**Material provided:**
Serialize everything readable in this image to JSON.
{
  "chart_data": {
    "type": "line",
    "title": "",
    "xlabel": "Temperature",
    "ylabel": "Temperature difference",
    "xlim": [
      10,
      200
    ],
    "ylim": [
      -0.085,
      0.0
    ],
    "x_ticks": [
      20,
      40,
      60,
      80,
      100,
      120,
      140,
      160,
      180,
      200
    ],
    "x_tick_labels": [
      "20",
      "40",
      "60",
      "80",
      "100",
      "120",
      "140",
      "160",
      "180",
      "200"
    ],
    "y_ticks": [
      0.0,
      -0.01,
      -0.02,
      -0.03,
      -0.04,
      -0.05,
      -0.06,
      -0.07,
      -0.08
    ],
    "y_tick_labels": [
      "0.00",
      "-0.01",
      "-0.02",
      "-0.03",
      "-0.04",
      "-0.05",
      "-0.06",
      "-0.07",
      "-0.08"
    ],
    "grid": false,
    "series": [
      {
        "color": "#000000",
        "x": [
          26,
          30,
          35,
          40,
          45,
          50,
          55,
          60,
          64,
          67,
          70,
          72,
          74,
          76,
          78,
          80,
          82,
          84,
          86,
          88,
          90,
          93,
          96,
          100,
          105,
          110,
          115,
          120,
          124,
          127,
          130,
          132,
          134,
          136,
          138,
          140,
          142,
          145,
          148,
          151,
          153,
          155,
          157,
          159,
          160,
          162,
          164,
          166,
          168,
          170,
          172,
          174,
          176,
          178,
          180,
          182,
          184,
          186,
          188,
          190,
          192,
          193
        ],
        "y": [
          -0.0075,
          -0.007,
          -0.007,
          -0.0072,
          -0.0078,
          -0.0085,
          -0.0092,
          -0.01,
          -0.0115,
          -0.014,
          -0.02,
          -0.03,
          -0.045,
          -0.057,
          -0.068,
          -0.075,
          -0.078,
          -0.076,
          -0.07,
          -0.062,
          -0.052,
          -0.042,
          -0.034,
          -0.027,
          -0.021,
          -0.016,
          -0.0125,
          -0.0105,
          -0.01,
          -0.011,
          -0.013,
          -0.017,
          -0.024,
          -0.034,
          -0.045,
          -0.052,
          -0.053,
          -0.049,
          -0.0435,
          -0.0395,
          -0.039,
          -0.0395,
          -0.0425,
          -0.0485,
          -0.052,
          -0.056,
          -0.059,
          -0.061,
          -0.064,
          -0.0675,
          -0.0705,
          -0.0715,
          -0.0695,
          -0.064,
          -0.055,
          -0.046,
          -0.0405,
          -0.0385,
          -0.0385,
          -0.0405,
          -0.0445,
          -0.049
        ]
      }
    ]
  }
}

**Work to do:** Output all of the material, please, exactly as it stands.

**Answer below:**
Serialize everything readable in this image to JSON.
{
  "chart_data": {
    "type": "line",
    "title": "",
    "xlabel": "Temperature",
    "ylabel": "Temperature difference",
    "xlim": [
      10,
      200
    ],
    "ylim": [
      -0.085,
      0.0
    ],
    "x_ticks": [
      20,
      40,
      60,
      80,
      100,
      120,
      140,
      160,
      180,
      200
    ],
    "x_tick_labels": [
      "20",
      "40",
      "60",
      "80",
      "100",
      "120",
      "140",
      "160",
      "180",
      "200"
    ],
    "y_ticks": [
      0.0,
      -0.01,
      -0.02,
      -0.03,
      -0.04,
      -0.05,
      -0.06,
      -0.07,
      -0.08
    ],
    "y_tick_labels": [
      "0.00",
      "-0.01",
      "-0.02",
      "-0.03",
      "-0.04",
      "-0.05",
      "-0.06",
      "-0.07",
      "-0.08"
    ],
    "grid": false,
    "series": [
      {
        "color": "#000000",
        "x": [
          26,
          30,
          35,
          40,
          45,
          50,
          55,
          60,
          64,
          67,
          70,
          72,
          74,
          76,
          78,
          80,
          82,
          84,
          86,
          88,
          90,
          93,
          96,
          100,
          105,
          110,
          115,
          120,
          124,
          127,
          130,
          132,
          134,
          136,
          138,
          140,
          142,
          145,
          148,
          151,
          153,
          155,
          157,
          159,
          160,
          162,
          164,
          166,
          168,
          170,
          172,
          174,
          176,
          178,
          180,
          182,
          184,
          186,
          188,
          190,
          192,
          193
        ],
        "y": [
          -0.0075,
          -0.007,
          -0.007,
          -0.0072,
          -0.0078,
          -0.0085,
          -0.0092,
          -0.01,
          -0.0115,
          -0.014,
          -0.02,
          -0.03,
          -0.045,
          -0.057,
          -0.068,
          -0.075,
          -0.078,
          -0.076,
          -0.07,
          -0.062,
          -0.052,
          -0.042,
          -0.034,
          -0.027,
          -0.021,
          -0.016,
          -0.0125,
          -0.0105,
          -0.01,
          -0.011,
          -0.013,
          -0.017,
          -0.024,
          -0.034,
          -0.045,
          -0.052,
          -0.053,
          -0.049,
          -0.0435,
          -0.0395,
          -0.039,
          -0.0395,
          -0.0425,
          -0.0485,
          -0.052,
          -0.056,
          -0.059,
          -0.061,
          -0.064,
          -0.0675,
          -0.0705,
          -0.0715,
          -0.0695,
          -0.064,
          -0.055,
          -0.046,
          -0.0405,
          -0.0385,
          -0.0385,
          -0.0405,
          -0.0445,
          -0.049
        ]
      }
    ]
  }
}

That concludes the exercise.